Determine how many lines in the data below contain "March" and write only that number.

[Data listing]

⟨

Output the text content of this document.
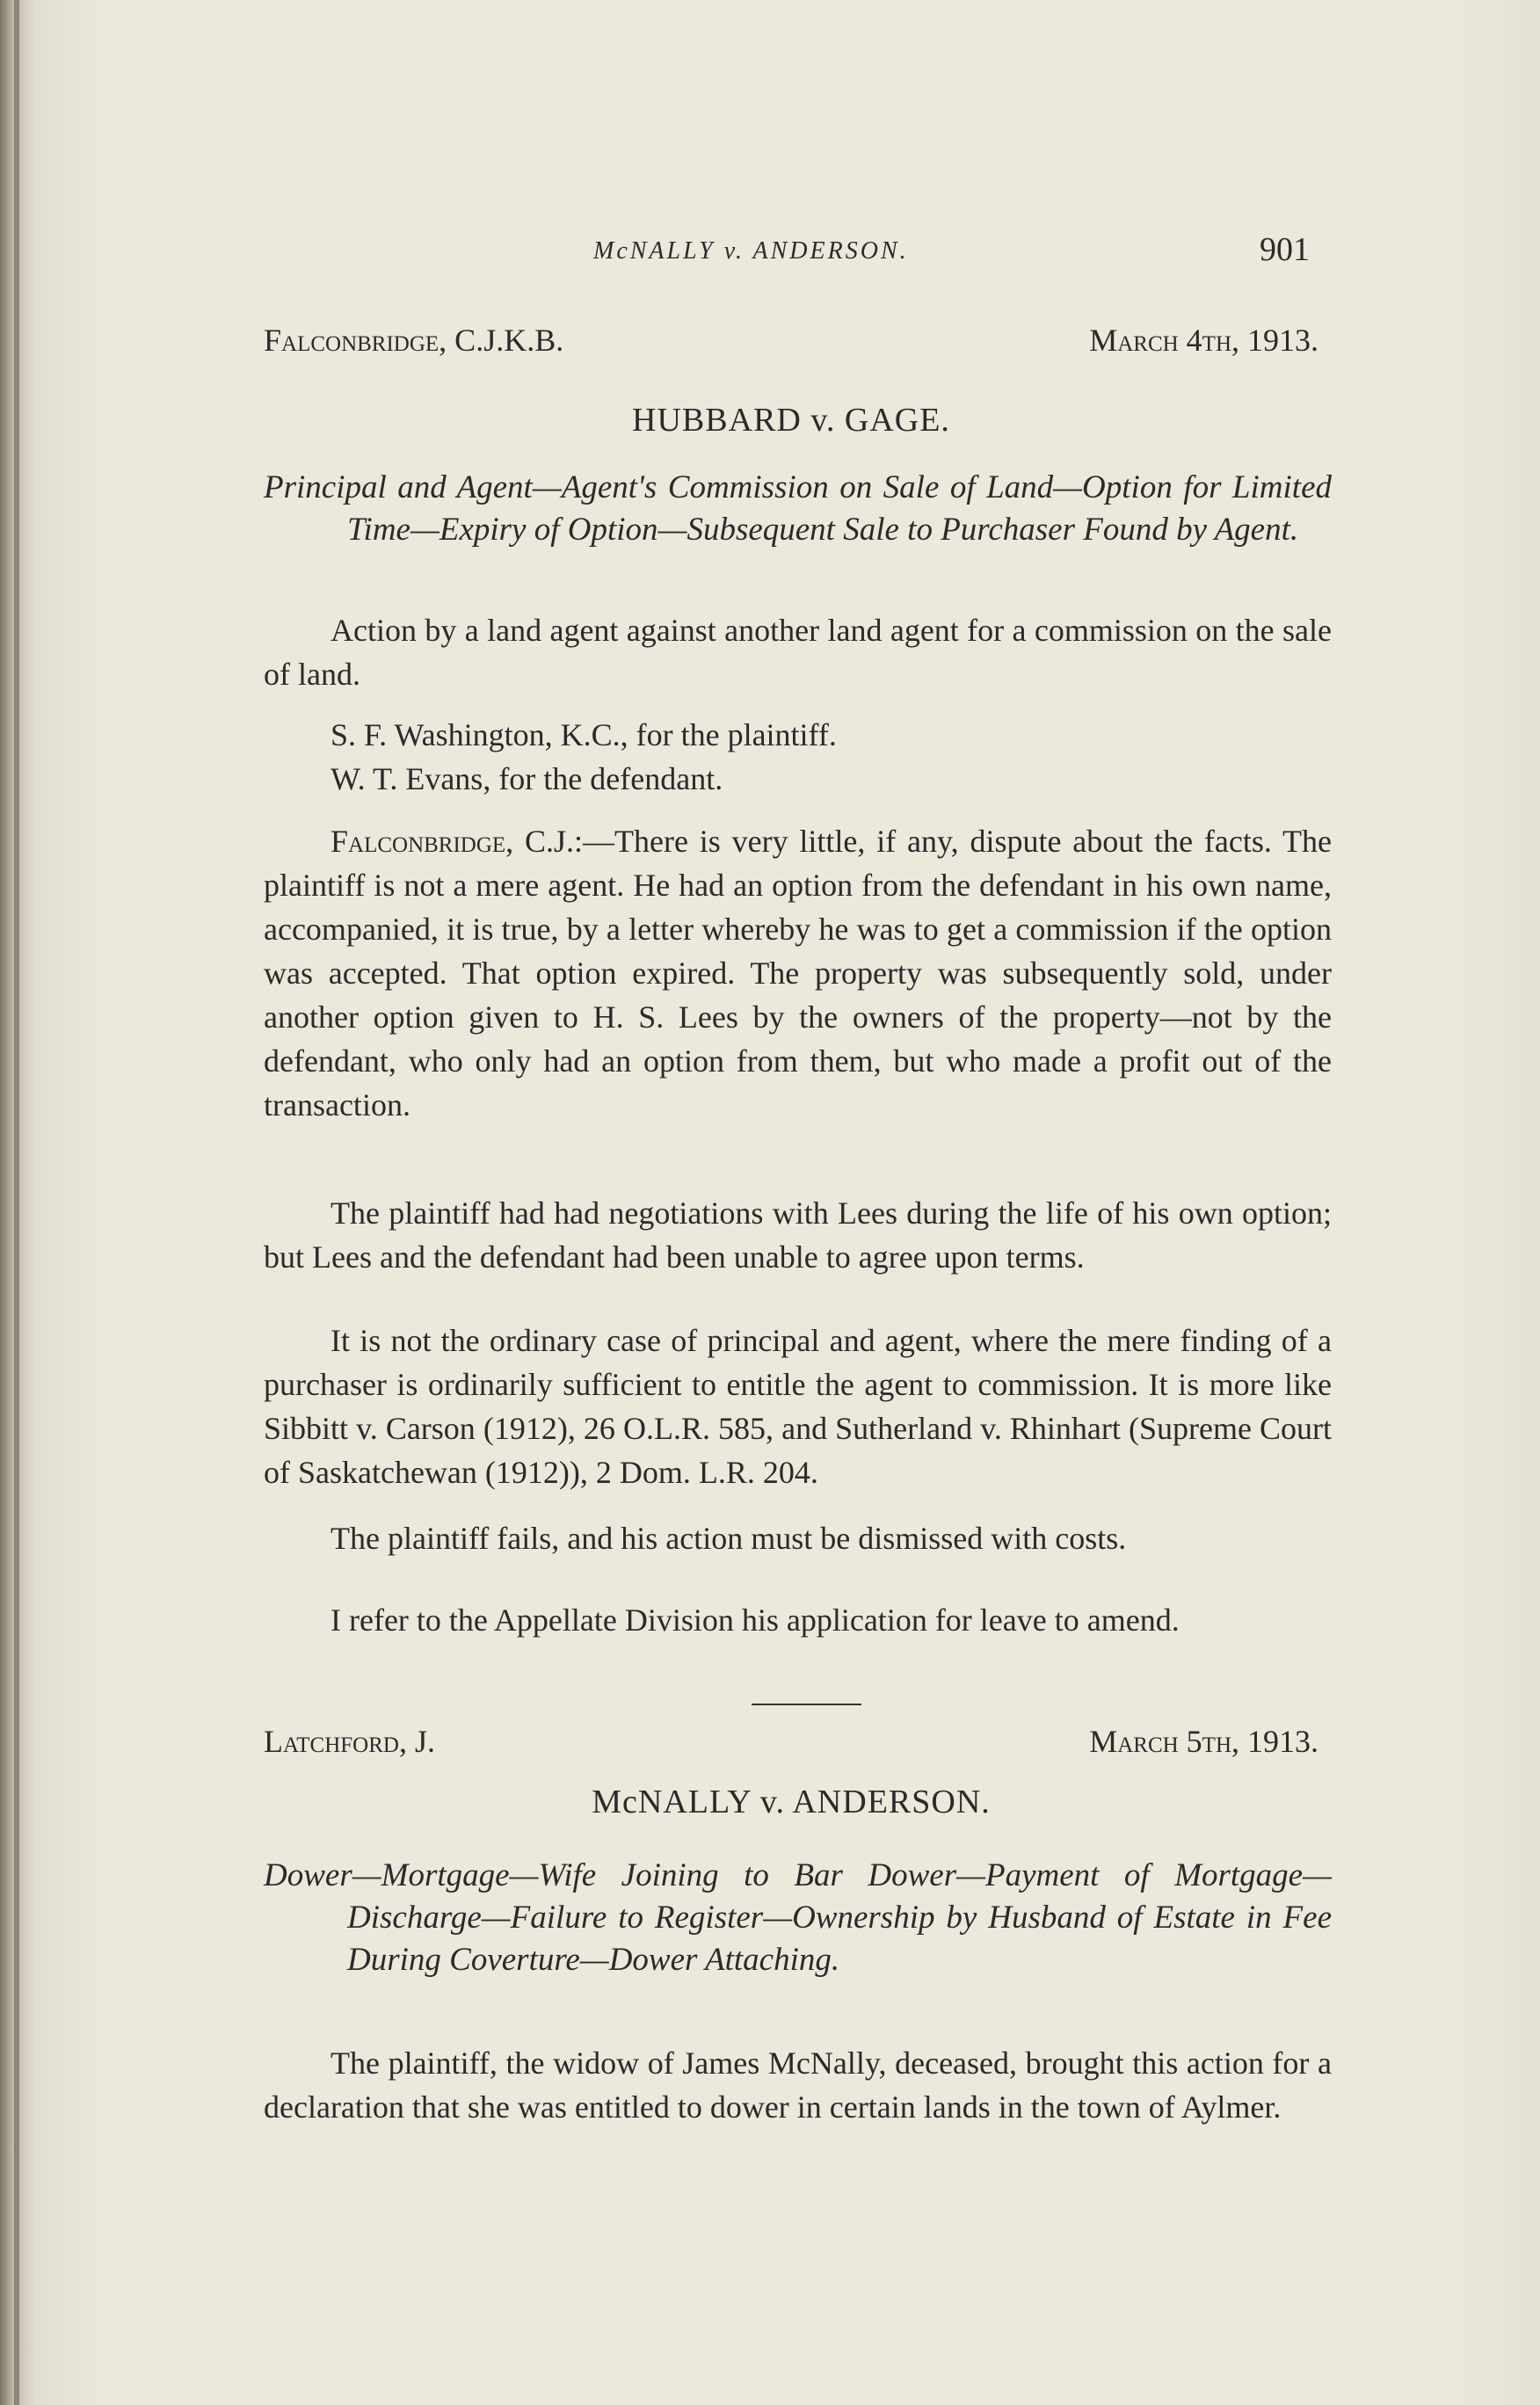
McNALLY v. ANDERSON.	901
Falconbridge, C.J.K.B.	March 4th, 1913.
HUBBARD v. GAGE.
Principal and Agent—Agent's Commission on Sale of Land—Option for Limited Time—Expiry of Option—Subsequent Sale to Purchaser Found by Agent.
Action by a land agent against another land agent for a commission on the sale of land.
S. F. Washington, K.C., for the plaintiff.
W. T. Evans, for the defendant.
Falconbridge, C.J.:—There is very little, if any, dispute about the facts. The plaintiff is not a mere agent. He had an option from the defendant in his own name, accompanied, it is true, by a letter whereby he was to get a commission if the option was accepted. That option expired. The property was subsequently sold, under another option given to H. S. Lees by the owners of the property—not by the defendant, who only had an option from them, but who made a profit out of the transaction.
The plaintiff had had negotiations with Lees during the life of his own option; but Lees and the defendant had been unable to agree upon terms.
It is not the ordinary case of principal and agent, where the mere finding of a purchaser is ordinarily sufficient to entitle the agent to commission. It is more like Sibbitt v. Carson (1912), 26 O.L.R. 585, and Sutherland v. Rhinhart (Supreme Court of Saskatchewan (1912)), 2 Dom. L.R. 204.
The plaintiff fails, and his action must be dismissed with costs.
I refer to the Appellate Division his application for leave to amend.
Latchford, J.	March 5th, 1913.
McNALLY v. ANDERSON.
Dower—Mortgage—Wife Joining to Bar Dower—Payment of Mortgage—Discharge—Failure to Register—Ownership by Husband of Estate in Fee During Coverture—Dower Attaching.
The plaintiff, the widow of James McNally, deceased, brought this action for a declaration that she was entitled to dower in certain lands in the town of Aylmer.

⟩

RESPONSE TO THE EXERCISE:
2